Given request ::
Word for word, restate every line of the material.

The data ::
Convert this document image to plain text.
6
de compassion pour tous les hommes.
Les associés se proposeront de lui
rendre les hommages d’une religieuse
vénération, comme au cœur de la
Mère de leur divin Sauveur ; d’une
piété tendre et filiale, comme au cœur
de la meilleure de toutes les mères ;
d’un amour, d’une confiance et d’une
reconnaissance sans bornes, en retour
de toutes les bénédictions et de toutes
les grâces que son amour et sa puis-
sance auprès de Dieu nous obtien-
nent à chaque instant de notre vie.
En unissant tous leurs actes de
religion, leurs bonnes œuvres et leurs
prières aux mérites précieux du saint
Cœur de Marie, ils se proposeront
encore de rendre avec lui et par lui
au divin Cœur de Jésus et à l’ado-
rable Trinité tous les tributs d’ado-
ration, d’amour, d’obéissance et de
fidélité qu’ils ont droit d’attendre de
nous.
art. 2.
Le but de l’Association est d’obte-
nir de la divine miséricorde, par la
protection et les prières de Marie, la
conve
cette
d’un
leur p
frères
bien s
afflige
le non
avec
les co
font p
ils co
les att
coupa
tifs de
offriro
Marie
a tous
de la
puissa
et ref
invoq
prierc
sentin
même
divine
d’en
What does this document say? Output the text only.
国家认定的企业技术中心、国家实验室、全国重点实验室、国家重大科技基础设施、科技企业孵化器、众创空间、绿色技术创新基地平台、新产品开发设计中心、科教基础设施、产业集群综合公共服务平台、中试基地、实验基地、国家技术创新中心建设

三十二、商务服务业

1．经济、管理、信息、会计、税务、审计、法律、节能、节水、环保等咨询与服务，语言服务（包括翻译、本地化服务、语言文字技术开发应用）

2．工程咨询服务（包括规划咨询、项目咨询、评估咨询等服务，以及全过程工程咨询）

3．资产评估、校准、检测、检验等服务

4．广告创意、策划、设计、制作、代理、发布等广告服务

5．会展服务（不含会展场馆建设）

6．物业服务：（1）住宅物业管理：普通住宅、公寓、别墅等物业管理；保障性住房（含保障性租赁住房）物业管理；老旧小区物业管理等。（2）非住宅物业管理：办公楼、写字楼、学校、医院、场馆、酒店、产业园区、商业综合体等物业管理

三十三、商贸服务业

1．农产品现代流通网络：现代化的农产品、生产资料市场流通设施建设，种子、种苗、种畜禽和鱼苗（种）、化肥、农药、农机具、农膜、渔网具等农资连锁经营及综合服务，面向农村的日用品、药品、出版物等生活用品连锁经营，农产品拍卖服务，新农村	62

Response to the exercise ::
Convert this document image to plain text.
6
de compassion pour tous les hommes.
Les associés se proposeront de lui
rendre les hommages d’une religieuse
vénération, comme au cœur de la
Mère de leur divin Sauveur ; d’une
piété tendre et filiale, comme au cœur
de la meilleure de toutes les mères ;
d’un amour, d’une confiance et d’une
reconnaissance sans bornes, en retour
de toutes les bénédictions et de toutes
les grâces que son amour et sa puis-
sance auprès de Dieu nous obtien-
nent à chaque instant de notre vie.
En unissant tous leurs actes de
religion, leurs bonnes œuvres et leurs
prières aux mérites précieux du saint
Cœur de Marie, ils se proposeront
encore de rendre avec lui et par lui
au divin Cœur de Jésus et à l’ado-
rable Trinité tous les tributs d’ado-
ration, d’amour, d’obéissance et de
fidélité qu’ils ont droit d’attendre de
nous.
art. 2.
Le but de l’Association est d’obte-
nir de la divine miséricorde, par la
protection et les prières de Marie, la
conve
cette
d’un
leur p
frères
bien s
afflige
le non
avec
les co
font p
ils co
les att
coupa
tifs de
offriro
Marie
a tous
de la
puissa
et ref
invoq
prierc
sentin
même
divine
d’en
What does this document say? Output the text only.
国家认定的企业技术中心、国家实验室、全国重点实验室、国家重大科技基础设施、科技企业孵化器、众创空间、绿色技术创新基地平台、新产品开发设计中心、科教基础设施、产业集群综合公共服务平台、中试基地、实验基地、国家技术创新中心建设

三十二、商务服务业

1．经济、管理、信息、会计、税务、审计、法律、节能、节水、环保等咨询与服务，语言服务（包括翻译、本地化服务、语言文字技术开发应用）

2．工程咨询服务（包括规划咨询、项目咨询、评估咨询等服务，以及全过程工程咨询）

3．资产评估、校准、检测、检验等服务

4．广告创意、策划、设计、制作、代理、发布等广告服务

5．会展服务（不含会展场馆建设）

6．物业服务：（1）住宅物业管理：普通住宅、公寓、别墅等物业管理；保障性住房（含保障性租赁住房）物业管理；老旧小区物业管理等。（2）非住宅物业管理：办公楼、写字楼、学校、医院、场馆、酒店、产业园区、商业综合体等物业管理

三十三、商贸服务业

1．农产品现代流通网络：现代化的农产品、生产资料市场流通设施建设，种子、种苗、种畜禽和鱼苗（种）、化肥、农药、农机具、农膜、渔网具等农资连锁经营及综合服务，面向农村的日用品、药品、出版物等生活用品连锁经营，农产品拍卖服务，新农村	62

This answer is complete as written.